■ Supplied records

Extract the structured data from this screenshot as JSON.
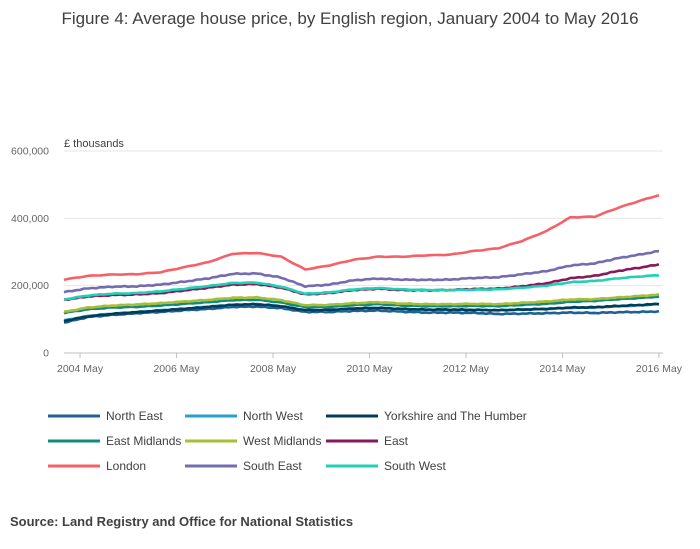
{
  "chart_data": {
    "type": "line",
    "title": "Figure 4: Average house price, by English region, January 2004 to May 2016",
    "ylabel": "£ thousands",
    "xlabel": "",
    "xlim": [
      2004.0,
      2016.417
    ],
    "ylim": [
      0,
      600000
    ],
    "yticks": [
      {
        "value": 0,
        "label": "0"
      },
      {
        "value": 200000,
        "label": "200,000"
      },
      {
        "value": 400000,
        "label": "400,000"
      },
      {
        "value": 600000,
        "label": "600,000"
      }
    ],
    "xticks": [
      {
        "value": 2004.333,
        "label": "2004 May"
      },
      {
        "value": 2006.333,
        "label": "2006 May"
      },
      {
        "value": 2008.333,
        "label": "2008 May"
      },
      {
        "value": 2010.333,
        "label": "2010 May"
      },
      {
        "value": 2012.333,
        "label": "2012 May"
      },
      {
        "value": 2014.333,
        "label": "2014 May"
      },
      {
        "value": 2016.333,
        "label": "2016 May"
      }
    ],
    "grid": "horizontal",
    "legend_position": "bottom",
    "source": "Source: Land Registry and Office for National Statistics",
    "series": [
      {
        "name": "North East",
        "color": "#206095",
        "points": [
          [
            2004.0,
            90000
          ],
          [
            2004.5,
            107000
          ],
          [
            2005.0,
            113000
          ],
          [
            2005.5,
            118000
          ],
          [
            2006.0,
            122000
          ],
          [
            2006.5,
            127000
          ],
          [
            2007.0,
            131000
          ],
          [
            2007.5,
            137000
          ],
          [
            2008.0,
            138000
          ],
          [
            2008.5,
            133000
          ],
          [
            2009.0,
            122000
          ],
          [
            2009.5,
            122000
          ],
          [
            2010.0,
            125000
          ],
          [
            2010.5,
            126000
          ],
          [
            2011.0,
            123000
          ],
          [
            2011.5,
            120000
          ],
          [
            2012.0,
            120000
          ],
          [
            2012.5,
            119000
          ],
          [
            2013.0,
            116000
          ],
          [
            2013.5,
            117000
          ],
          [
            2014.0,
            118000
          ],
          [
            2014.5,
            120000
          ],
          [
            2015.0,
            119000
          ],
          [
            2015.5,
            121000
          ],
          [
            2016.0,
            122000
          ],
          [
            2016.417,
            124000
          ]
        ]
      },
      {
        "name": "North West",
        "color": "#27A0CC",
        "points": [
          [
            2004.0,
            97000
          ],
          [
            2004.5,
            110000
          ],
          [
            2005.0,
            117000
          ],
          [
            2005.5,
            122000
          ],
          [
            2006.0,
            127000
          ],
          [
            2006.5,
            132000
          ],
          [
            2007.0,
            138000
          ],
          [
            2007.5,
            143000
          ],
          [
            2008.0,
            145000
          ],
          [
            2008.5,
            139000
          ],
          [
            2009.0,
            127000
          ],
          [
            2009.5,
            128000
          ],
          [
            2010.0,
            132000
          ],
          [
            2010.5,
            134000
          ],
          [
            2011.0,
            130000
          ],
          [
            2011.5,
            128000
          ],
          [
            2012.0,
            128000
          ],
          [
            2012.5,
            128000
          ],
          [
            2013.0,
            127000
          ],
          [
            2013.5,
            129000
          ],
          [
            2014.0,
            131000
          ],
          [
            2014.5,
            134000
          ],
          [
            2015.0,
            135000
          ],
          [
            2015.5,
            139000
          ],
          [
            2016.0,
            142000
          ],
          [
            2016.417,
            146000
          ]
        ]
      },
      {
        "name": "Yorkshire and The Humber",
        "color": "#003C57",
        "points": [
          [
            2004.0,
            95000
          ],
          [
            2004.5,
            109000
          ],
          [
            2005.0,
            116000
          ],
          [
            2005.5,
            121000
          ],
          [
            2006.0,
            126000
          ],
          [
            2006.5,
            131000
          ],
          [
            2007.0,
            137000
          ],
          [
            2007.5,
            143000
          ],
          [
            2008.0,
            145000
          ],
          [
            2008.5,
            139000
          ],
          [
            2009.0,
            127000
          ],
          [
            2009.5,
            128000
          ],
          [
            2010.0,
            132000
          ],
          [
            2010.5,
            134000
          ],
          [
            2011.0,
            131000
          ],
          [
            2011.5,
            129000
          ],
          [
            2012.0,
            129000
          ],
          [
            2012.5,
            128000
          ],
          [
            2013.0,
            127000
          ],
          [
            2013.5,
            129000
          ],
          [
            2014.0,
            131000
          ],
          [
            2014.5,
            135000
          ],
          [
            2015.0,
            136000
          ],
          [
            2015.5,
            140000
          ],
          [
            2016.0,
            143000
          ],
          [
            2016.417,
            147000
          ]
        ]
      },
      {
        "name": "East Midlands",
        "color": "#118C7B",
        "points": [
          [
            2004.0,
            119000
          ],
          [
            2004.5,
            130000
          ],
          [
            2005.0,
            135000
          ],
          [
            2005.5,
            137000
          ],
          [
            2006.0,
            141000
          ],
          [
            2006.5,
            146000
          ],
          [
            2007.0,
            151000
          ],
          [
            2007.5,
            157000
          ],
          [
            2008.0,
            158000
          ],
          [
            2008.5,
            150000
          ],
          [
            2009.0,
            136000
          ],
          [
            2009.5,
            137000
          ],
          [
            2010.0,
            142000
          ],
          [
            2010.5,
            145000
          ],
          [
            2011.0,
            141000
          ],
          [
            2011.5,
            139000
          ],
          [
            2012.0,
            139000
          ],
          [
            2012.5,
            140000
          ],
          [
            2013.0,
            139000
          ],
          [
            2013.5,
            143000
          ],
          [
            2014.0,
            146000
          ],
          [
            2014.5,
            152000
          ],
          [
            2015.0,
            155000
          ],
          [
            2015.5,
            160000
          ],
          [
            2016.0,
            164000
          ],
          [
            2016.417,
            168000
          ]
        ]
      },
      {
        "name": "West Midlands",
        "color": "#A8BD3A",
        "points": [
          [
            2004.0,
            122000
          ],
          [
            2004.5,
            135000
          ],
          [
            2005.0,
            141000
          ],
          [
            2005.5,
            144000
          ],
          [
            2006.0,
            148000
          ],
          [
            2006.5,
            153000
          ],
          [
            2007.0,
            158000
          ],
          [
            2007.5,
            164000
          ],
          [
            2008.0,
            165000
          ],
          [
            2008.5,
            157000
          ],
          [
            2009.0,
            142000
          ],
          [
            2009.5,
            143000
          ],
          [
            2010.0,
            148000
          ],
          [
            2010.5,
            151000
          ],
          [
            2011.0,
            147000
          ],
          [
            2011.5,
            145000
          ],
          [
            2012.0,
            145000
          ],
          [
            2012.5,
            146000
          ],
          [
            2013.0,
            145000
          ],
          [
            2013.5,
            149000
          ],
          [
            2014.0,
            153000
          ],
          [
            2014.5,
            159000
          ],
          [
            2015.0,
            160000
          ],
          [
            2015.5,
            165000
          ],
          [
            2016.0,
            170000
          ],
          [
            2016.417,
            174000
          ]
        ]
      },
      {
        "name": "East",
        "color": "#871A5B",
        "points": [
          [
            2004.0,
            158000
          ],
          [
            2004.5,
            168000
          ],
          [
            2005.0,
            172000
          ],
          [
            2005.5,
            174000
          ],
          [
            2006.0,
            178000
          ],
          [
            2006.5,
            186000
          ],
          [
            2007.0,
            194000
          ],
          [
            2007.5,
            203000
          ],
          [
            2008.0,
            205000
          ],
          [
            2008.5,
            194000
          ],
          [
            2009.0,
            174000
          ],
          [
            2009.5,
            178000
          ],
          [
            2010.0,
            187000
          ],
          [
            2010.5,
            191000
          ],
          [
            2011.0,
            187000
          ],
          [
            2011.5,
            186000
          ],
          [
            2012.0,
            187000
          ],
          [
            2012.5,
            190000
          ],
          [
            2013.0,
            191000
          ],
          [
            2013.5,
            198000
          ],
          [
            2014.0,
            207000
          ],
          [
            2014.5,
            222000
          ],
          [
            2015.0,
            229000
          ],
          [
            2015.5,
            244000
          ],
          [
            2016.0,
            255000
          ],
          [
            2016.417,
            265000
          ]
        ]
      },
      {
        "name": "London",
        "color": "#F66068",
        "points": [
          [
            2004.0,
            218000
          ],
          [
            2004.5,
            229000
          ],
          [
            2005.0,
            233000
          ],
          [
            2005.5,
            234000
          ],
          [
            2006.0,
            240000
          ],
          [
            2006.5,
            255000
          ],
          [
            2007.0,
            270000
          ],
          [
            2007.5,
            295000
          ],
          [
            2008.0,
            297000
          ],
          [
            2008.5,
            286000
          ],
          [
            2009.0,
            248000
          ],
          [
            2009.5,
            260000
          ],
          [
            2010.0,
            277000
          ],
          [
            2010.5,
            286000
          ],
          [
            2011.0,
            286000
          ],
          [
            2011.5,
            290000
          ],
          [
            2012.0,
            292000
          ],
          [
            2012.5,
            303000
          ],
          [
            2013.0,
            311000
          ],
          [
            2013.5,
            333000
          ],
          [
            2014.0,
            362000
          ],
          [
            2014.5,
            403000
          ],
          [
            2015.0,
            405000
          ],
          [
            2015.5,
            432000
          ],
          [
            2016.0,
            455000
          ],
          [
            2016.417,
            472000
          ]
        ]
      },
      {
        "name": "South East",
        "color": "#746CB1",
        "points": [
          [
            2004.0,
            181000
          ],
          [
            2004.5,
            192000
          ],
          [
            2005.0,
            197000
          ],
          [
            2005.5,
            198000
          ],
          [
            2006.0,
            203000
          ],
          [
            2006.5,
            212000
          ],
          [
            2007.0,
            222000
          ],
          [
            2007.5,
            235000
          ],
          [
            2008.0,
            236000
          ],
          [
            2008.5,
            224000
          ],
          [
            2009.0,
            198000
          ],
          [
            2009.5,
            203000
          ],
          [
            2010.0,
            216000
          ],
          [
            2010.5,
            221000
          ],
          [
            2011.0,
            218000
          ],
          [
            2011.5,
            217000
          ],
          [
            2012.0,
            218000
          ],
          [
            2012.5,
            223000
          ],
          [
            2013.0,
            225000
          ],
          [
            2013.5,
            234000
          ],
          [
            2014.0,
            243000
          ],
          [
            2014.5,
            260000
          ],
          [
            2015.0,
            266000
          ],
          [
            2015.5,
            282000
          ],
          [
            2016.0,
            294000
          ],
          [
            2016.417,
            305000
          ]
        ]
      },
      {
        "name": "South West",
        "color": "#22D0B6",
        "points": [
          [
            2004.0,
            159000
          ],
          [
            2004.5,
            171000
          ],
          [
            2005.0,
            176000
          ],
          [
            2005.5,
            178000
          ],
          [
            2006.0,
            183000
          ],
          [
            2006.5,
            191000
          ],
          [
            2007.0,
            199000
          ],
          [
            2007.5,
            208000
          ],
          [
            2008.0,
            209000
          ],
          [
            2008.5,
            197000
          ],
          [
            2009.0,
            176000
          ],
          [
            2009.5,
            180000
          ],
          [
            2010.0,
            189000
          ],
          [
            2010.5,
            193000
          ],
          [
            2011.0,
            189000
          ],
          [
            2011.5,
            187000
          ],
          [
            2012.0,
            187000
          ],
          [
            2012.5,
            188000
          ],
          [
            2013.0,
            189000
          ],
          [
            2013.5,
            194000
          ],
          [
            2014.0,
            200000
          ],
          [
            2014.5,
            210000
          ],
          [
            2015.0,
            214000
          ],
          [
            2015.5,
            222000
          ],
          [
            2016.0,
            228000
          ],
          [
            2016.417,
            232000
          ]
        ]
      }
    ]
  }
}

■ Brief
Search the lines above for the string "Midlands" and copy each line that has it.

■ Written answer
        "name": "East Midlands",
        "name": "West Midlands",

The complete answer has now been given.